**Requirements**
In the data below, find every line with the string "visible" and pull it out.

**Records shown**
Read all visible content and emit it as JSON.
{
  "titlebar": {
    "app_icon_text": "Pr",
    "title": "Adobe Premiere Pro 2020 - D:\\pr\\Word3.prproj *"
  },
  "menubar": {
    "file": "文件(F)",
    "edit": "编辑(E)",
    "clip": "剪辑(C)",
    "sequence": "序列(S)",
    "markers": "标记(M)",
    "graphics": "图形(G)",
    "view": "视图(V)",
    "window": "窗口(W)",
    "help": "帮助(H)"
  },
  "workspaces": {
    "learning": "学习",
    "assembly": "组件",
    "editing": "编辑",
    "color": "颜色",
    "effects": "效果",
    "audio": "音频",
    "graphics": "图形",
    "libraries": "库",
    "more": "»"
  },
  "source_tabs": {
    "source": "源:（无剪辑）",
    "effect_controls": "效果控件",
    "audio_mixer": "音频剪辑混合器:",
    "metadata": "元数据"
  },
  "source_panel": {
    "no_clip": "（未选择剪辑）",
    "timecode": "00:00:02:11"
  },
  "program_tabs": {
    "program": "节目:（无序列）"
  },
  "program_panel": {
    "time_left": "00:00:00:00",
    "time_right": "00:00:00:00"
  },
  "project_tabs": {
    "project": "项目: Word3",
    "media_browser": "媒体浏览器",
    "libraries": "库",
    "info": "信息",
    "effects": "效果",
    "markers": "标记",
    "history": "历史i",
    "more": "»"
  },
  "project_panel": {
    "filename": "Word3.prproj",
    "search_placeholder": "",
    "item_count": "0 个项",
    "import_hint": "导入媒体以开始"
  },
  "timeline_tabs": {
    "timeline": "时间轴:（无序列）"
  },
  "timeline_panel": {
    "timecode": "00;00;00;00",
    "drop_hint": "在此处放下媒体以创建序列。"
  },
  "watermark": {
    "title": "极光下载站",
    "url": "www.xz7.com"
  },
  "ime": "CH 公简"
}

==

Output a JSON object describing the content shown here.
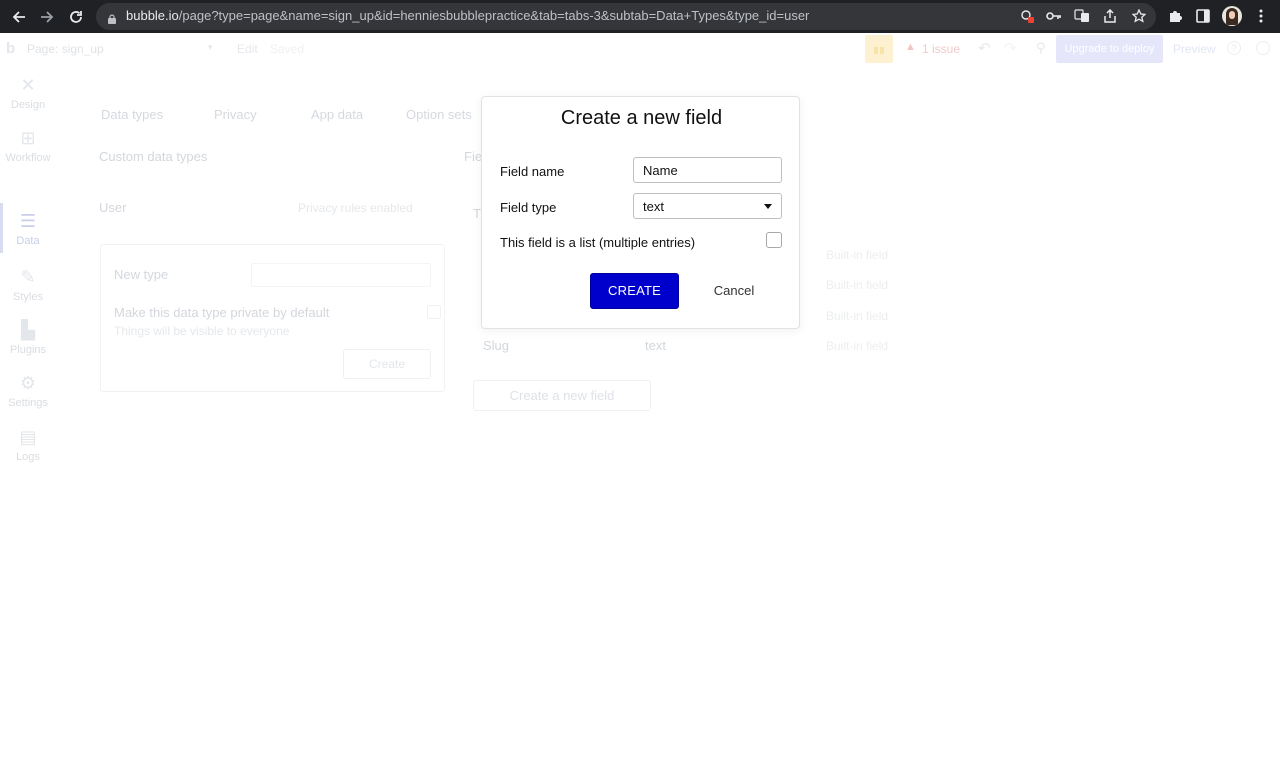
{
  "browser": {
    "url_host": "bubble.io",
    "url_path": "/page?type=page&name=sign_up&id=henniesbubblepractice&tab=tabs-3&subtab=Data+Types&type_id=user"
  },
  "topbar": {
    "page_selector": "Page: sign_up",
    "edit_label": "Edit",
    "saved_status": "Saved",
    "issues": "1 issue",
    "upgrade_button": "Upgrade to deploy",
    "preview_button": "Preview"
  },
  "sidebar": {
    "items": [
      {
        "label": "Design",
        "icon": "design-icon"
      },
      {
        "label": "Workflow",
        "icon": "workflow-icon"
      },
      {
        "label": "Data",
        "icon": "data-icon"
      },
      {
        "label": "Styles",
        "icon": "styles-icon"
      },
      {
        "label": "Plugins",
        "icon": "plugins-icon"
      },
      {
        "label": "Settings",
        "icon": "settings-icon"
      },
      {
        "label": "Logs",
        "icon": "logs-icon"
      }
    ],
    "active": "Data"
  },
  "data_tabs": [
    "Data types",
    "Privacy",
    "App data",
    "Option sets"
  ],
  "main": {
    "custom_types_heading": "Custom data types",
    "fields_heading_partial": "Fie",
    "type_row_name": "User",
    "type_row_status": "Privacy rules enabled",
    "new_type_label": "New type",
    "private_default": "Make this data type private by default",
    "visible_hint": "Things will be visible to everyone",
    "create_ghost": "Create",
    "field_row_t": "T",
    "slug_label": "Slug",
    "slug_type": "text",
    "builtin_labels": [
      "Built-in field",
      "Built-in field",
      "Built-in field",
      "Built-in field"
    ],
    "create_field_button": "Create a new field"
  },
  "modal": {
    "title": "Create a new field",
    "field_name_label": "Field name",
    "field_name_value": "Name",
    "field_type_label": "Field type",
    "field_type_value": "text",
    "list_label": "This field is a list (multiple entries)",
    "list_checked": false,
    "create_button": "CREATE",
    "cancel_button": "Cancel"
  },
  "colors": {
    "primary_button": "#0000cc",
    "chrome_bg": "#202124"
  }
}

**In response**
Read all visible content and emit it as JSON.
    "visible_hint": "Things will be visible to everyone",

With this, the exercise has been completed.